Output the entries below exactly as written, omitting pictures.

----- Extracted records

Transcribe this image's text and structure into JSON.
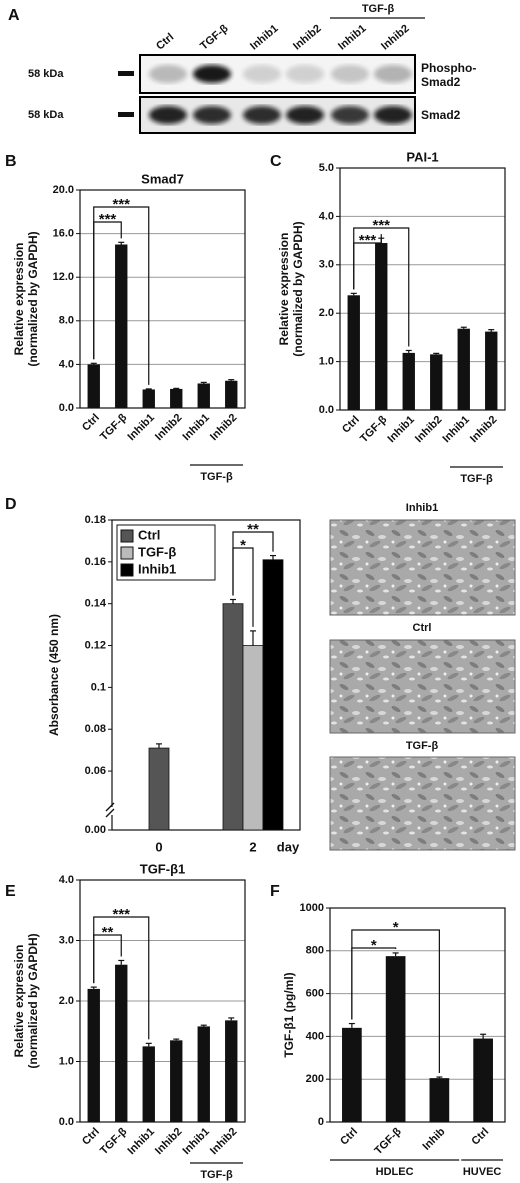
{
  "blot": {
    "panel": "A",
    "lanes": [
      "Ctrl",
      "TGF-β",
      "Inhib1",
      "Inhib2",
      "Inhib1",
      "Inhib2"
    ],
    "group_label": "TGF-β",
    "rows": [
      {
        "size": "58 kDa",
        "name": "Phospho-Smad2"
      },
      {
        "size": "58 kDa",
        "name": "Smad2"
      }
    ]
  },
  "micrographs": {
    "labels": [
      "Inhib1",
      "Ctrl",
      "TGF-β"
    ]
  },
  "chart_data": [
    {
      "type": "bar",
      "panel": "B",
      "title": "Smad7",
      "ylabel": [
        "Relative expression",
        "(normalized by GAPDH)"
      ],
      "categories": [
        "Ctrl",
        "TGF-β",
        "Inhib1",
        "Inhib2",
        "Inhib1",
        "Inhib2"
      ],
      "group_labels": [
        "TGF-β"
      ],
      "values": [
        4.0,
        15.0,
        1.7,
        1.75,
        2.25,
        2.5
      ],
      "errors": [
        0.1,
        0.2,
        0.05,
        0.05,
        0.1,
        0.1
      ],
      "color": "#111111",
      "ylim": [
        0,
        20
      ],
      "yticks": [
        {
          "value": 0,
          "label": "0.0"
        },
        {
          "value": 4,
          "label": "4.0"
        },
        {
          "value": 8,
          "label": "8.0"
        },
        {
          "value": 12,
          "label": "12.0"
        },
        {
          "value": 16,
          "label": "16.0"
        },
        {
          "value": 20,
          "label": "20.0"
        }
      ],
      "grid": true,
      "annotations": [
        "***",
        "***"
      ]
    },
    {
      "type": "bar",
      "panel": "C",
      "title": "PAI-1",
      "ylabel": [
        "Relative expression",
        "(normalized by GAPDH)"
      ],
      "categories": [
        "Ctrl",
        "TGF-β",
        "Inhib1",
        "Inhib2",
        "Inhib1",
        "Inhib2"
      ],
      "group_labels": [
        "TGF-β"
      ],
      "values": [
        2.37,
        3.45,
        1.18,
        1.15,
        1.68,
        1.62
      ],
      "errors": [
        0.04,
        0.1,
        0.05,
        0.02,
        0.03,
        0.04
      ],
      "color": "#111111",
      "ylim": [
        0,
        5
      ],
      "yticks": [
        {
          "value": 0,
          "label": "0.0"
        },
        {
          "value": 1,
          "label": "1.0"
        },
        {
          "value": 2,
          "label": "2.0"
        },
        {
          "value": 3,
          "label": "3.0"
        },
        {
          "value": 4,
          "label": "4.0"
        },
        {
          "value": 5,
          "label": "5.0"
        }
      ],
      "grid": true,
      "annotations": [
        "***",
        "***"
      ]
    },
    {
      "type": "grouped_bar",
      "panel": "D",
      "ylabel": [
        "Absorbance (450 nm)"
      ],
      "categories": [
        "0",
        "2"
      ],
      "xlabel": "day",
      "series": [
        {
          "name": "Ctrl",
          "color": "#555555",
          "values": [
            0.071,
            0.14
          ],
          "errors": [
            0.002,
            0.002
          ]
        },
        {
          "name": "TGF-β",
          "color": "#bbbbbb",
          "values": [
            null,
            0.12
          ],
          "errors": [
            null,
            0.007
          ]
        },
        {
          "name": "Inhib1",
          "color": "#000000",
          "values": [
            null,
            0.161
          ],
          "errors": [
            null,
            0.002
          ]
        }
      ],
      "ylim": [
        0,
        0.18
      ],
      "ybreak": [
        0,
        0.05
      ],
      "yticks": [
        {
          "value": 0,
          "label": "0.00"
        },
        0.06,
        0.08,
        0.1,
        0.12,
        0.14,
        0.16,
        0.18
      ],
      "grid": false,
      "legend": "top-left",
      "annotations": [
        "*",
        "**"
      ]
    },
    {
      "type": "bar",
      "panel": "E",
      "title": "TGF-β1",
      "ylabel": [
        "Relative expression",
        "(normalized by GAPDH)"
      ],
      "categories": [
        "Ctrl",
        "TGF-β",
        "Inhib1",
        "Inhib2",
        "Inhib1",
        "Inhib2"
      ],
      "group_labels": [
        "TGF-β"
      ],
      "values": [
        2.2,
        2.6,
        1.25,
        1.35,
        1.58,
        1.68
      ],
      "errors": [
        0.03,
        0.07,
        0.05,
        0.02,
        0.02,
        0.04
      ],
      "color": "#111111",
      "ylim": [
        0,
        4
      ],
      "yticks": [
        {
          "value": 0,
          "label": "0.0"
        },
        {
          "value": 1,
          "label": "1.0"
        },
        {
          "value": 2,
          "label": "2.0"
        },
        {
          "value": 3,
          "label": "3.0"
        },
        {
          "value": 4,
          "label": "4.0"
        }
      ],
      "grid": true,
      "annotations": [
        "**",
        "***"
      ]
    },
    {
      "type": "bar",
      "panel": "F",
      "ylabel": [
        "TGF-β1 (pg/ml)"
      ],
      "categories": [
        "Ctrl",
        "TGF-β",
        "Inhib",
        "Ctrl"
      ],
      "group_labels": [
        "HDLEC",
        "HUVEC"
      ],
      "values": [
        440,
        775,
        205,
        390
      ],
      "errors": [
        20,
        15,
        5,
        20
      ],
      "color": "#111111",
      "ylim": [
        0,
        1000
      ],
      "yticks": [
        0,
        200,
        400,
        600,
        800,
        1000
      ],
      "grid": true,
      "annotations": [
        "*",
        "*"
      ]
    }
  ]
}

----------

> Right answer:
Transcribe this image's text and structure into JSON.
{
  "blot": {
    "panel": "A",
    "lanes": [
      "Ctrl",
      "TGF-β",
      "Inhib1",
      "Inhib2",
      "Inhib1",
      "Inhib2"
    ],
    "group_label": "TGF-β",
    "rows": [
      {
        "size": "58 kDa",
        "name": "Phospho-Smad2"
      },
      {
        "size": "58 kDa",
        "name": "Smad2"
      }
    ]
  },
  "micrographs": {
    "labels": [
      "Inhib1",
      "Ctrl",
      "TGF-β"
    ]
  },
  "chart_data": [
    {
      "type": "bar",
      "panel": "B",
      "title": "Smad7",
      "ylabel": [
        "Relative expression",
        "(normalized by GAPDH)"
      ],
      "categories": [
        "Ctrl",
        "TGF-β",
        "Inhib1",
        "Inhib2",
        "Inhib1",
        "Inhib2"
      ],
      "group_labels": [
        "TGF-β"
      ],
      "values": [
        4.0,
        15.0,
        1.7,
        1.75,
        2.25,
        2.5
      ],
      "errors": [
        0.1,
        0.2,
        0.05,
        0.05,
        0.1,
        0.1
      ],
      "color": "#111111",
      "ylim": [
        0,
        20
      ],
      "yticks": [
        {
          "value": 0,
          "label": "0.0"
        },
        {
          "value": 4,
          "label": "4.0"
        },
        {
          "value": 8,
          "label": "8.0"
        },
        {
          "value": 12,
          "label": "12.0"
        },
        {
          "value": 16,
          "label": "16.0"
        },
        {
          "value": 20,
          "label": "20.0"
        }
      ],
      "grid": true,
      "annotations": [
        "***",
        "***"
      ]
    },
    {
      "type": "bar",
      "panel": "C",
      "title": "PAI-1",
      "ylabel": [
        "Relative expression",
        "(normalized by GAPDH)"
      ],
      "categories": [
        "Ctrl",
        "TGF-β",
        "Inhib1",
        "Inhib2",
        "Inhib1",
        "Inhib2"
      ],
      "group_labels": [
        "TGF-β"
      ],
      "values": [
        2.37,
        3.45,
        1.18,
        1.15,
        1.68,
        1.62
      ],
      "errors": [
        0.04,
        0.1,
        0.05,
        0.02,
        0.03,
        0.04
      ],
      "color": "#111111",
      "ylim": [
        0,
        5
      ],
      "yticks": [
        {
          "value": 0,
          "label": "0.0"
        },
        {
          "value": 1,
          "label": "1.0"
        },
        {
          "value": 2,
          "label": "2.0"
        },
        {
          "value": 3,
          "label": "3.0"
        },
        {
          "value": 4,
          "label": "4.0"
        },
        {
          "value": 5,
          "label": "5.0"
        }
      ],
      "grid": true,
      "annotations": [
        "***",
        "***"
      ]
    },
    {
      "type": "grouped_bar",
      "panel": "D",
      "ylabel": [
        "Absorbance (450 nm)"
      ],
      "categories": [
        "0",
        "2"
      ],
      "xlabel": "day",
      "series": [
        {
          "name": "Ctrl",
          "color": "#555555",
          "values": [
            0.071,
            0.14
          ],
          "errors": [
            0.002,
            0.002
          ]
        },
        {
          "name": "TGF-β",
          "color": "#bbbbbb",
          "values": [
            null,
            0.12
          ],
          "errors": [
            null,
            0.007
          ]
        },
        {
          "name": "Inhib1",
          "color": "#000000",
          "values": [
            null,
            0.161
          ],
          "errors": [
            null,
            0.002
          ]
        }
      ],
      "ylim": [
        0,
        0.18
      ],
      "ybreak": [
        0,
        0.05
      ],
      "yticks": [
        {
          "value": 0,
          "label": "0.00"
        },
        0.06,
        0.08,
        0.1,
        0.12,
        0.14,
        0.16,
        0.18
      ],
      "grid": false,
      "legend": "top-left",
      "annotations": [
        "*",
        "**"
      ]
    },
    {
      "type": "bar",
      "panel": "E",
      "title": "TGF-β1",
      "ylabel": [
        "Relative expression",
        "(normalized by GAPDH)"
      ],
      "categories": [
        "Ctrl",
        "TGF-β",
        "Inhib1",
        "Inhib2",
        "Inhib1",
        "Inhib2"
      ],
      "group_labels": [
        "TGF-β"
      ],
      "values": [
        2.2,
        2.6,
        1.25,
        1.35,
        1.58,
        1.68
      ],
      "errors": [
        0.03,
        0.07,
        0.05,
        0.02,
        0.02,
        0.04
      ],
      "color": "#111111",
      "ylim": [
        0,
        4
      ],
      "yticks": [
        {
          "value": 0,
          "label": "0.0"
        },
        {
          "value": 1,
          "label": "1.0"
        },
        {
          "value": 2,
          "label": "2.0"
        },
        {
          "value": 3,
          "label": "3.0"
        },
        {
          "value": 4,
          "label": "4.0"
        }
      ],
      "grid": true,
      "annotations": [
        "**",
        "***"
      ]
    },
    {
      "type": "bar",
      "panel": "F",
      "ylabel": [
        "TGF-β1 (pg/ml)"
      ],
      "categories": [
        "Ctrl",
        "TGF-β",
        "Inhib",
        "Ctrl"
      ],
      "group_labels": [
        "HDLEC",
        "HUVEC"
      ],
      "values": [
        440,
        775,
        205,
        390
      ],
      "errors": [
        20,
        15,
        5,
        20
      ],
      "color": "#111111",
      "ylim": [
        0,
        1000
      ],
      "yticks": [
        0,
        200,
        400,
        600,
        800,
        1000
      ],
      "grid": true,
      "annotations": [
        "*",
        "*"
      ]
    }
  ]
}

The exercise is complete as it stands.